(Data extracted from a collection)
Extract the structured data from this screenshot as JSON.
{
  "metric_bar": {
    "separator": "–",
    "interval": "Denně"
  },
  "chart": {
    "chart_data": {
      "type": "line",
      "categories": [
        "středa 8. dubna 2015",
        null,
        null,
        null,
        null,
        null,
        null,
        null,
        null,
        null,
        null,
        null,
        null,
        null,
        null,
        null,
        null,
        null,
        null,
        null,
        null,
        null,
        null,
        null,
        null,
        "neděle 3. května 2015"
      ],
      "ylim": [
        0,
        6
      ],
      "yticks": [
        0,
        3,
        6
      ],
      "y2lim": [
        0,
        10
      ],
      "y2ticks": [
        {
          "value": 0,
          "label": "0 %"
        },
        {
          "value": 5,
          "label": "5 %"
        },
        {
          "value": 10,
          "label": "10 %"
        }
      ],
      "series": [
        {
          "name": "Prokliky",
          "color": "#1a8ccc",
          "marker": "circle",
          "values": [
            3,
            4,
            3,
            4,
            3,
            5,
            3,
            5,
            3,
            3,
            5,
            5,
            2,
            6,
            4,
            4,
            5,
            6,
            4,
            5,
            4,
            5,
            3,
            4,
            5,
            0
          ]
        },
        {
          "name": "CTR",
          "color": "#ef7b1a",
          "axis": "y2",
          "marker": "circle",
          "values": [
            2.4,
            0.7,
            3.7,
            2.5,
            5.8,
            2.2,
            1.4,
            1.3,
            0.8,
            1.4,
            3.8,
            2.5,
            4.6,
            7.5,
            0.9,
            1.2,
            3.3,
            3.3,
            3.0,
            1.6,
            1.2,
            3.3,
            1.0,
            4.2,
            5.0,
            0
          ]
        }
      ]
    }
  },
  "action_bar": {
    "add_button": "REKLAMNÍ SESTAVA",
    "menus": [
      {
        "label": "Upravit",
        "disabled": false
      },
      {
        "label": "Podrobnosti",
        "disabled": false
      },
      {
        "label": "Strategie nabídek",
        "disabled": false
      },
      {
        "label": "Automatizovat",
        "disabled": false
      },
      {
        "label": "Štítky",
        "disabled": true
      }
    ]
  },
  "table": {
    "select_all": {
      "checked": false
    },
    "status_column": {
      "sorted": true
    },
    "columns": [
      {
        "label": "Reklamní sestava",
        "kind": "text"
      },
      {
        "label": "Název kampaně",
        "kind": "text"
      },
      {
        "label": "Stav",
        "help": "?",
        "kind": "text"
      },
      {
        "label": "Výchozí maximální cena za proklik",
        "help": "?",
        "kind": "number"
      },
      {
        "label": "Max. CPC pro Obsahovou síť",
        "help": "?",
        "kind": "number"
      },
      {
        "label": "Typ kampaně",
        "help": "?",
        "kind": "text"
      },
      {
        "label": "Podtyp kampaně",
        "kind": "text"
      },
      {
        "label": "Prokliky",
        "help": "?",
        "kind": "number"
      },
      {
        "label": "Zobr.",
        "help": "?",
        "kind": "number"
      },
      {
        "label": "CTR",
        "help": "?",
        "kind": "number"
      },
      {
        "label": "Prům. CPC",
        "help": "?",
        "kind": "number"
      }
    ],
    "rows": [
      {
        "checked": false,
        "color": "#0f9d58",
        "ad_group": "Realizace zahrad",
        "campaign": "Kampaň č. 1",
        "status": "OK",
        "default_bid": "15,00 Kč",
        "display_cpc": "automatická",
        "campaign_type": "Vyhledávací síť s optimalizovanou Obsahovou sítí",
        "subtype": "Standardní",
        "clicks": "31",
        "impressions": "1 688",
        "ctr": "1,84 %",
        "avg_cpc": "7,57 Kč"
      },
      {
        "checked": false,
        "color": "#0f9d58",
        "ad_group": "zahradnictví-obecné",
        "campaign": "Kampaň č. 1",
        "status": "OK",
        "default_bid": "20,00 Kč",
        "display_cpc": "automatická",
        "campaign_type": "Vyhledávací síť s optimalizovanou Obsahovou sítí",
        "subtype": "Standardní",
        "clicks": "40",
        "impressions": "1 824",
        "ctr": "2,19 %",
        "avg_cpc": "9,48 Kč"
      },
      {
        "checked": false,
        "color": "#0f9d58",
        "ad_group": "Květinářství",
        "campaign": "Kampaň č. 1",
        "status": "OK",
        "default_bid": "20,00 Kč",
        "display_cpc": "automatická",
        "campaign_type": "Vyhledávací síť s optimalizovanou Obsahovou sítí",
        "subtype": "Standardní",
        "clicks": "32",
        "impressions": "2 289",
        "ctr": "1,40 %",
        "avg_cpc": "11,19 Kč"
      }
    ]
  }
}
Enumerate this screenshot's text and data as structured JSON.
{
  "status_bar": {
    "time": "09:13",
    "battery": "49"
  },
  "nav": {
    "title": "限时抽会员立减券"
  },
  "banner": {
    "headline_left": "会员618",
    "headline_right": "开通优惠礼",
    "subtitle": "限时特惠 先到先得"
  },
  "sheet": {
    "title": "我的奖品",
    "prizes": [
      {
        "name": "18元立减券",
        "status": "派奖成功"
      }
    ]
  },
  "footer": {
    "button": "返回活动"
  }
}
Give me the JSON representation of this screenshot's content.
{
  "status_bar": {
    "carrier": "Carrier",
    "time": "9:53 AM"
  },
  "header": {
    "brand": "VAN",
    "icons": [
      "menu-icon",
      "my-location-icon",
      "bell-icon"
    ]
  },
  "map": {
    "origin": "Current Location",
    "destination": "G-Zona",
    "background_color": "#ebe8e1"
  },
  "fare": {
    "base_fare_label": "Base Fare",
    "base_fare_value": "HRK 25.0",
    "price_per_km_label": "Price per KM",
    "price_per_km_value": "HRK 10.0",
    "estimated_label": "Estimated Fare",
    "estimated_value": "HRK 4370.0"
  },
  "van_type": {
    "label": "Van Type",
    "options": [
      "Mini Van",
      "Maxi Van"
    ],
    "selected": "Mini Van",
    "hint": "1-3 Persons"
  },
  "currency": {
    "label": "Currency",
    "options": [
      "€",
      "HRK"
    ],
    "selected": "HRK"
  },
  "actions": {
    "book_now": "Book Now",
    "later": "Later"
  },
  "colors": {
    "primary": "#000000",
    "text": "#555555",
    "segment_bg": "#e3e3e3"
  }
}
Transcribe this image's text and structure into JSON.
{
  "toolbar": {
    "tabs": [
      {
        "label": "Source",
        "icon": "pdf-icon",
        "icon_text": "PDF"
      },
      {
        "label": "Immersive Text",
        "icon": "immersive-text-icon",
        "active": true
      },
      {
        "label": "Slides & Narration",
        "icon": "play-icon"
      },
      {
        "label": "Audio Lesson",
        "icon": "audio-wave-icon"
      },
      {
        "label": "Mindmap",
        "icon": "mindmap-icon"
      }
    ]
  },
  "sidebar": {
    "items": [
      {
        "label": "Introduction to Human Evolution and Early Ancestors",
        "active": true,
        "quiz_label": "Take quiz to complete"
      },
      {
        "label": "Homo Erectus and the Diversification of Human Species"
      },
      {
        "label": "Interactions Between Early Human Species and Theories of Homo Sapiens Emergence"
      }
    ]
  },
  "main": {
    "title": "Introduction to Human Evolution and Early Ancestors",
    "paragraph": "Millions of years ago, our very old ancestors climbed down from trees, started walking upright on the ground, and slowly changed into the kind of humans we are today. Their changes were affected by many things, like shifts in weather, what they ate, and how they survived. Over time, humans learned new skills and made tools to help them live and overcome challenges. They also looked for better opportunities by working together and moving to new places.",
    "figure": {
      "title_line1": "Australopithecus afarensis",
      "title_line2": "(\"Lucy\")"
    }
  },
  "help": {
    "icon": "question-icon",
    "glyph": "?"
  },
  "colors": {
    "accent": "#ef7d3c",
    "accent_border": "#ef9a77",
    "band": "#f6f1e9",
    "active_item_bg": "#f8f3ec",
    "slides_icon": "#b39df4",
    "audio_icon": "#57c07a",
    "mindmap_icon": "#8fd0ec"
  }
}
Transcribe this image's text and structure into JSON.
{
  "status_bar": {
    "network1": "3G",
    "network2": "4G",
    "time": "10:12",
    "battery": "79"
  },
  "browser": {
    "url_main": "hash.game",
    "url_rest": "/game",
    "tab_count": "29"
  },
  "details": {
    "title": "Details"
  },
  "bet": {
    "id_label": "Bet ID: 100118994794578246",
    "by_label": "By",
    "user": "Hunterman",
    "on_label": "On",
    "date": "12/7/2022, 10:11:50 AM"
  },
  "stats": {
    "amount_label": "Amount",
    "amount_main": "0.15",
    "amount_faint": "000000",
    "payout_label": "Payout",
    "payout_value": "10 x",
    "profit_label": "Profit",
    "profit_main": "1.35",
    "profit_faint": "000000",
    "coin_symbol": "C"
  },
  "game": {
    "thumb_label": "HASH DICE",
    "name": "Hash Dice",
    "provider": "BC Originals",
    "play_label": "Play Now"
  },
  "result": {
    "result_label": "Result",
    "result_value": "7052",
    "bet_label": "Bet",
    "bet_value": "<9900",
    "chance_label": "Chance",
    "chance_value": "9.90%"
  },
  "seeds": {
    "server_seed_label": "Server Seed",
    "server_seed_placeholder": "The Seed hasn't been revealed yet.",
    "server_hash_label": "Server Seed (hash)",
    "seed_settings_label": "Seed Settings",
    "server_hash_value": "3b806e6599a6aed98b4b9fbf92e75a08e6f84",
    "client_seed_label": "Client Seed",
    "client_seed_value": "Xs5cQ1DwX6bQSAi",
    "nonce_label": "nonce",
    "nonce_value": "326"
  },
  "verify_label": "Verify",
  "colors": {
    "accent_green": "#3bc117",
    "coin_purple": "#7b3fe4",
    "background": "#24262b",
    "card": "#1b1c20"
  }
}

> **DO THIS**: Pick out all lines containing the string "game".

> **EXERCISE OUTPUT**:
    "url_main": "hash.game",
    "url_rest": "/game",
  "game": {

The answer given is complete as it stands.